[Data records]
▼▼▼

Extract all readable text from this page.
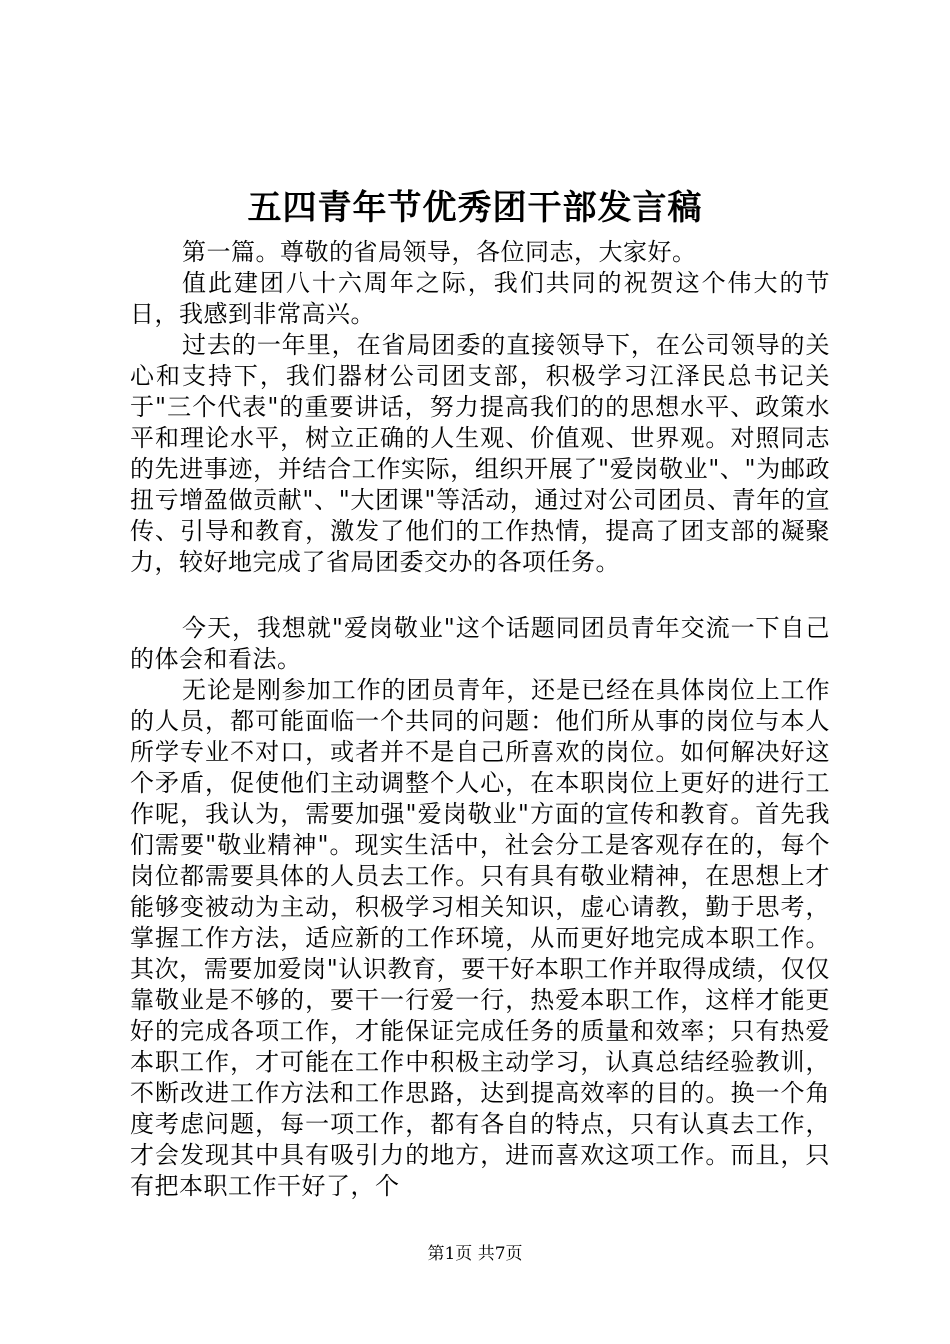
五四青年节优秀团干部发言稿

第一篇。尊敬的省局领导，各位同志，大家好。

值此建团八十六周年之际，我们共同的祝贺这个伟大的节日，我感到非常高兴。

过去的一年里，在省局团委的直接领导下，在公司领导的关心和支持下，我们器材公司团支部，积极学习江泽民总书记关于"三个代表"的重要讲话，努力提高我们的的思想水平、政策水平和理论水平，树立正确的人生观、价值观、世界观。对照同志的先进事迹，并结合工作实际，组织开展了"爱岗敬业"、"为邮政扭亏增盈做贡献"、"大团课"等活动，通过对公司团员、青年的宣传、引导和教育，激发了他们的工作热情，提高了团支部的凝聚力，较好地完成了省局团委交办的各项任务。

今天，我想就"爱岗敬业"这个话题同团员青年交流一下自己的体会和看法。

无论是刚参加工作的团员青年，还是已经在具体岗位上工作的人员，都可能面临一个共同的问题：他们所从事的岗位与本人所学专业不对口，或者并不是自己所喜欢的岗位。如何解决好这个矛盾，促使他们主动调整个人心，在本职岗位上更好的进行工作呢，我认为，需要加强"爱岗敬业"方面的宣传和教育。首先我们需要"敬业精神"。现实生活中，社会分工是客观存在的，每个岗位都需要具体的人员去工作。只有具有敬业精神，在思想上才能够变被动为主动，积极学习相关知识，虚心请教，勤于思考，掌握工作方法，适应新的工作环境，从而更好地完成本职工作。其次，需要加爱岗"认识教育，要干好本职工作并取得成绩，仅仅靠敬业是不够的，要干一行爱一行，热爱本职工作，这样才能更好的完成各项工作，才能保证完成任务的质量和效率；只有热爱本职工作，才可能在工作中积极主动学习，认真总结经验教训，不断改进工作方法和工作思路，达到提高效率的目的。换一个角度考虑问题，每一项工作，都有各自的特点，只有认真去工作，才会发现其中具有吸引力的地方，进而喜欢这项工作。而且，只有把本职工作干好了，个

第1页 共7页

▲▲▲

Directive
Pictures in the records above are left out; print everything else exactly as written.

Completed exercise
Extract all readable text from this page.
五四青年节优秀团干部发言稿

第一篇。尊敬的省局领导，各位同志，大家好。

值此建团八十六周年之际，我们共同的祝贺这个伟大的节日，我感到非常高兴。

过去的一年里，在省局团委的直接领导下，在公司领导的关心和支持下，我们器材公司团支部，积极学习江泽民总书记关于"三个代表"的重要讲话，努力提高我们的的思想水平、政策水平和理论水平，树立正确的人生观、价值观、世界观。对照同志的先进事迹，并结合工作实际，组织开展了"爱岗敬业"、"为邮政扭亏增盈做贡献"、"大团课"等活动，通过对公司团员、青年的宣传、引导和教育，激发了他们的工作热情，提高了团支部的凝聚力，较好地完成了省局团委交办的各项任务。

今天，我想就"爱岗敬业"这个话题同团员青年交流一下自己的体会和看法。

无论是刚参加工作的团员青年，还是已经在具体岗位上工作的人员，都可能面临一个共同的问题：他们所从事的岗位与本人所学专业不对口，或者并不是自己所喜欢的岗位。如何解决好这个矛盾，促使他们主动调整个人心，在本职岗位上更好的进行工作呢，我认为，需要加强"爱岗敬业"方面的宣传和教育。首先我们需要"敬业精神"。现实生活中，社会分工是客观存在的，每个岗位都需要具体的人员去工作。只有具有敬业精神，在思想上才能够变被动为主动，积极学习相关知识，虚心请教，勤于思考，掌握工作方法，适应新的工作环境，从而更好地完成本职工作。其次，需要加爱岗"认识教育，要干好本职工作并取得成绩，仅仅靠敬业是不够的，要干一行爱一行，热爱本职工作，这样才能更好的完成各项工作，才能保证完成任务的质量和效率；只有热爱本职工作，才可能在工作中积极主动学习，认真总结经验教训，不断改进工作方法和工作思路，达到提高效率的目的。换一个角度考虑问题，每一项工作，都有各自的特点，只有认真去工作，才会发现其中具有吸引力的地方，进而喜欢这项工作。而且，只有把本职工作干好了，个

第1页 共7页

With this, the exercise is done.